┌─ Recorded data

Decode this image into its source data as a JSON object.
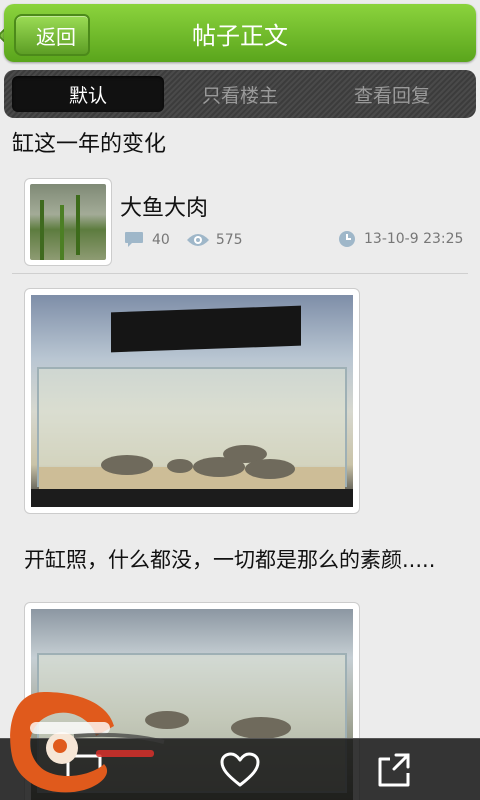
{
  "header": {
    "back_label": "返回",
    "title": "帖子正文"
  },
  "tabs": [
    {
      "label": "默认",
      "active": true
    },
    {
      "label": "只看楼主",
      "active": false
    },
    {
      "label": "查看回复",
      "active": false
    }
  ],
  "post": {
    "title": "缸这一年的变化",
    "author": "大鱼大肉",
    "comment_count": "40",
    "view_count": "575",
    "timestamp": "13-10-9 23:25",
    "caption": "开缸照，什么都没，一切都是那么的素颜....."
  },
  "bottom_bar": {
    "icons": [
      "reply-icon",
      "heart-icon",
      "share-icon"
    ]
  },
  "colors": {
    "header_green": "#6fbe2a",
    "tab_bar": "#424242",
    "meta_icon": "#9fb7c9"
  }
}
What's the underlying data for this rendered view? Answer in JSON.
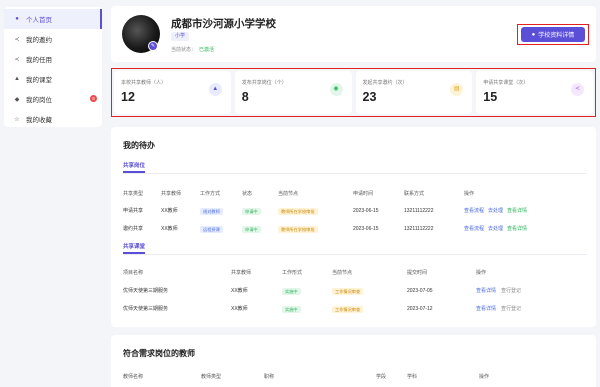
{
  "sidebar": {
    "items": [
      {
        "label": "个人首页",
        "icon": "user-icon",
        "glyph": "●",
        "active": true
      },
      {
        "label": "我的邀约",
        "icon": "share-icon",
        "glyph": "≺"
      },
      {
        "label": "我的任用",
        "icon": "share-icon",
        "glyph": "≺"
      },
      {
        "label": "我的课堂",
        "icon": "graduation-cap-icon",
        "glyph": "▲"
      },
      {
        "label": "我的岗位",
        "icon": "bell-icon",
        "glyph": "◆",
        "badge": "8"
      },
      {
        "label": "我的收藏",
        "icon": "star-icon",
        "glyph": "☆"
      }
    ]
  },
  "profile": {
    "name": "成都市沙河源小学学校",
    "type_tag": "小学",
    "status_label": "当前状态：",
    "status_value": "已激活",
    "detail_button": "学校资料详情"
  },
  "stats": [
    {
      "label": "本校共享教师（人）",
      "value": "12",
      "icon": "graduation-cap-icon",
      "glyph": "▲",
      "icon_bg": "#e8ebff",
      "icon_fg": "#5b4fd8"
    },
    {
      "label": "发布共享岗位（个）",
      "value": "8",
      "icon": "eye-icon",
      "glyph": "◉",
      "icon_bg": "#e3f6ea",
      "icon_fg": "#2bb45a"
    },
    {
      "label": "发起共享邀约（次）",
      "value": "23",
      "icon": "document-icon",
      "glyph": "▤",
      "icon_bg": "#fff3d6",
      "icon_fg": "#e0a020"
    },
    {
      "label": "申请共享课堂（次）",
      "value": "15",
      "icon": "share-icon",
      "glyph": "≺",
      "icon_bg": "#f3e8ff",
      "icon_fg": "#9b59d0"
    }
  ],
  "todo": {
    "title": "我的待办",
    "tab1": "共享岗位",
    "table1": {
      "headers": [
        "共享类型",
        "共享教师",
        "工作方式",
        "状态",
        "当前节点",
        "申请时间",
        "联系方式",
        "操作"
      ],
      "rows": [
        {
          "type": "申请共享",
          "teacher": "XX教师",
          "mode": "线对教师",
          "status": "申请中",
          "node": "教师所在学校审批",
          "time": "2023-06-15",
          "phone": "13211112222",
          "a1": "查看流程",
          "a2": "去处理",
          "a3": "查看详情"
        },
        {
          "type": "邀约共享",
          "teacher": "XX教师",
          "mode": "远程授课",
          "status": "申请中",
          "node": "教师所在学校审批",
          "time": "2023-06-15",
          "phone": "13211112222",
          "a1": "查看流程",
          "a2": "去处理",
          "a3": "查看详情"
        }
      ]
    },
    "tab2": "共享课堂",
    "table2": {
      "headers": [
        "项目名称",
        "共享教师",
        "工作形式",
        "当前节点",
        "提交时间",
        "操作"
      ],
      "rows": [
        {
          "name": "优师天使第三期服务",
          "teacher": "XX教师",
          "form": "实施中",
          "node": "工作情况审查",
          "time": "2023-07-05",
          "a1": "查看详情",
          "a2": "查行登记"
        },
        {
          "name": "优师天使第三期服务",
          "teacher": "XX教师",
          "form": "实施中",
          "node": "工作情况审查",
          "time": "2023-07-12",
          "a1": "查看详情",
          "a2": "查行登记"
        }
      ]
    }
  },
  "teachers": {
    "title": "符合需求岗位的教师",
    "headers": [
      "教师名称",
      "教师类型",
      "职称",
      "学段",
      "学科",
      "操作"
    ]
  }
}
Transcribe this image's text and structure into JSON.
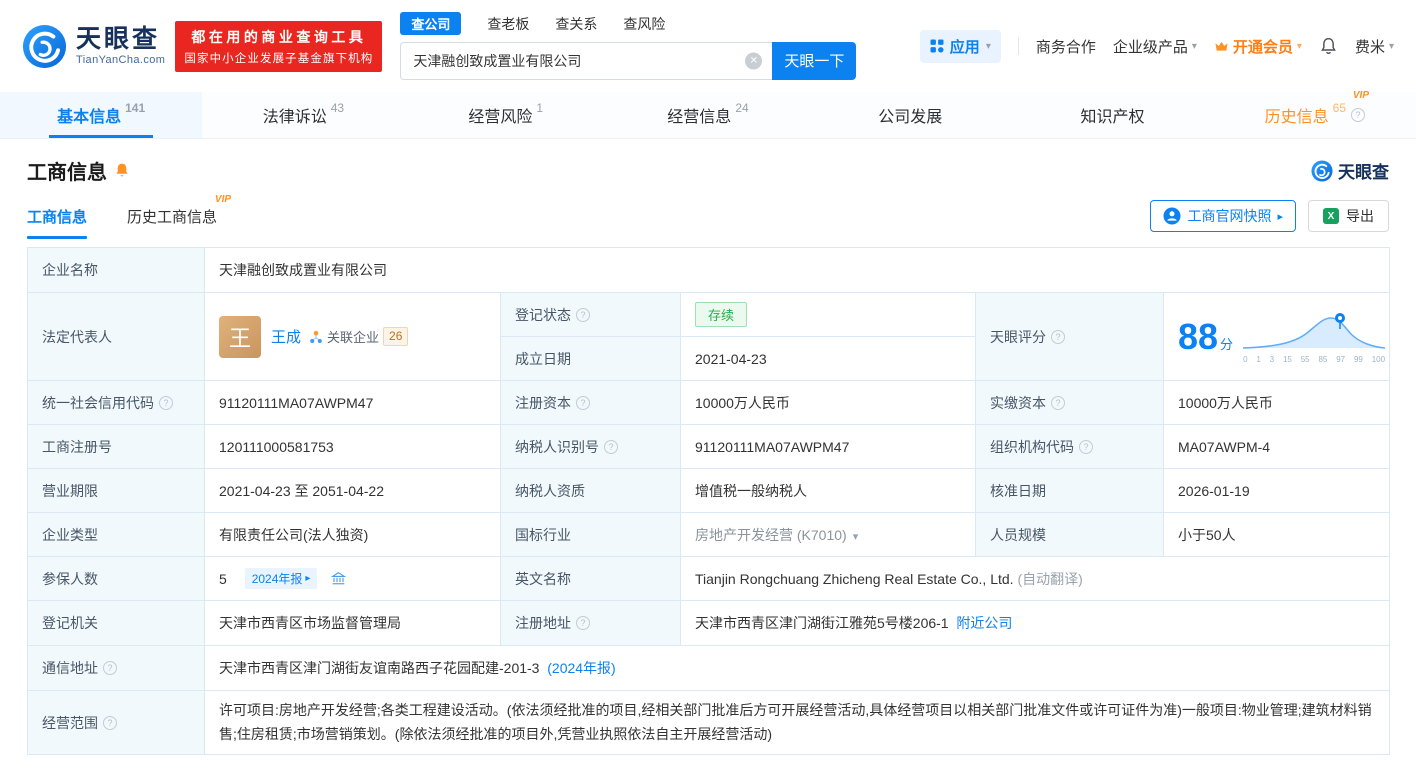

└─

Problem statement:
Transcribe the material exactly, leaving every picture out.

Answer to the exercise:
Decode this image into its source data as a JSON object.
{
  "header": {
    "back_label": "返回",
    "title": "帖子正文"
  },
  "tabs": [
    {
      "label": "默认",
      "active": true
    },
    {
      "label": "只看楼主",
      "active": false
    },
    {
      "label": "查看回复",
      "active": false
    }
  ],
  "post": {
    "title": "缸这一年的变化",
    "author": "大鱼大肉",
    "comment_count": "40",
    "view_count": "575",
    "timestamp": "13-10-9 23:25",
    "caption": "开缸照，什么都没，一切都是那么的素颜....."
  },
  "bottom_bar": {
    "icons": [
      "reply-icon",
      "heart-icon",
      "share-icon"
    ]
  },
  "colors": {
    "header_green": "#6fbe2a",
    "tab_bar": "#424242",
    "meta_icon": "#9fb7c9"
  }
}
What's the underlying data for this rendered view? Answer in JSON.
{
  "sidebar": {
    "items": [
      {
        "label": "个人首页",
        "icon": "user-icon",
        "glyph": "●",
        "active": true
      },
      {
        "label": "我的邀约",
        "icon": "share-icon",
        "glyph": "≺"
      },
      {
        "label": "我的任用",
        "icon": "share-icon",
        "glyph": "≺"
      },
      {
        "label": "我的课堂",
        "icon": "graduation-cap-icon",
        "glyph": "▲"
      },
      {
        "label": "我的岗位",
        "icon": "bell-icon",
        "glyph": "◆",
        "badge": "8"
      },
      {
        "label": "我的收藏",
        "icon": "star-icon",
        "glyph": "☆"
      }
    ]
  },
  "profile": {
    "name": "成都市沙河源小学学校",
    "type_tag": "小学",
    "status_label": "当前状态：",
    "status_value": "已激活",
    "detail_button": "学校资料详情"
  },
  "stats": [
    {
      "label": "本校共享教师（人）",
      "value": "12",
      "icon": "graduation-cap-icon",
      "glyph": "▲",
      "icon_bg": "#e8ebff",
      "icon_fg": "#5b4fd8"
    },
    {
      "label": "发布共享岗位（个）",
      "value": "8",
      "icon": "eye-icon",
      "glyph": "◉",
      "icon_bg": "#e3f6ea",
      "icon_fg": "#2bb45a"
    },
    {
      "label": "发起共享邀约（次）",
      "value": "23",
      "icon": "document-icon",
      "glyph": "▤",
      "icon_bg": "#fff3d6",
      "icon_fg": "#e0a020"
    },
    {
      "label": "申请共享课堂（次）",
      "value": "15",
      "icon": "share-icon",
      "glyph": "≺",
      "icon_bg": "#f3e8ff",
      "icon_fg": "#9b59d0"
    }
  ],
  "todo": {
    "title": "我的待办",
    "tab1": "共享岗位",
    "table1": {
      "headers": [
        "共享类型",
        "共享教师",
        "工作方式",
        "状态",
        "当前节点",
        "申请时间",
        "联系方式",
        "操作"
      ],
      "rows": [
        {
          "type": "申请共享",
          "teacher": "XX教师",
          "mode": "线对教师",
          "status": "申请中",
          "node": "教师所在学校审批",
          "time": "2023-06-15",
          "phone": "13211112222",
          "a1": "查看流程",
          "a2": "去处理",
          "a3": "查看详情"
        },
        {
          "type": "邀约共享",
          "teacher": "XX教师",
          "mode": "远程授课",
          "status": "申请中",
          "node": "教师所在学校审批",
          "time": "2023-06-15",
          "phone": "13211112222",
          "a1": "查看流程",
          "a2": "去处理",
          "a3": "查看详情"
        }
      ]
    },
    "tab2": "共享课堂",
    "table2": {
      "headers": [
        "项目名称",
        "共享教师",
        "工作形式",
        "当前节点",
        "提交时间",
        "操作"
      ],
      "rows": [
        {
          "name": "优师天使第三期服务",
          "teacher": "XX教师",
          "form": "实施中",
          "node": "工作情况审查",
          "time": "2023-07-05",
          "a1": "查看详情",
          "a2": "查行登记"
        },
        {
          "name": "优师天使第三期服务",
          "teacher": "XX教师",
          "form": "实施中",
          "node": "工作情况审查",
          "time": "2023-07-12",
          "a1": "查看详情",
          "a2": "查行登记"
        }
      ]
    }
  },
  "teachers": {
    "title": "符合需求岗位的教师",
    "headers": [
      "教师名称",
      "教师类型",
      "职称",
      "学段",
      "学科",
      "操作"
    ]
  }
}
Transcribe this image's text and structure into JSON.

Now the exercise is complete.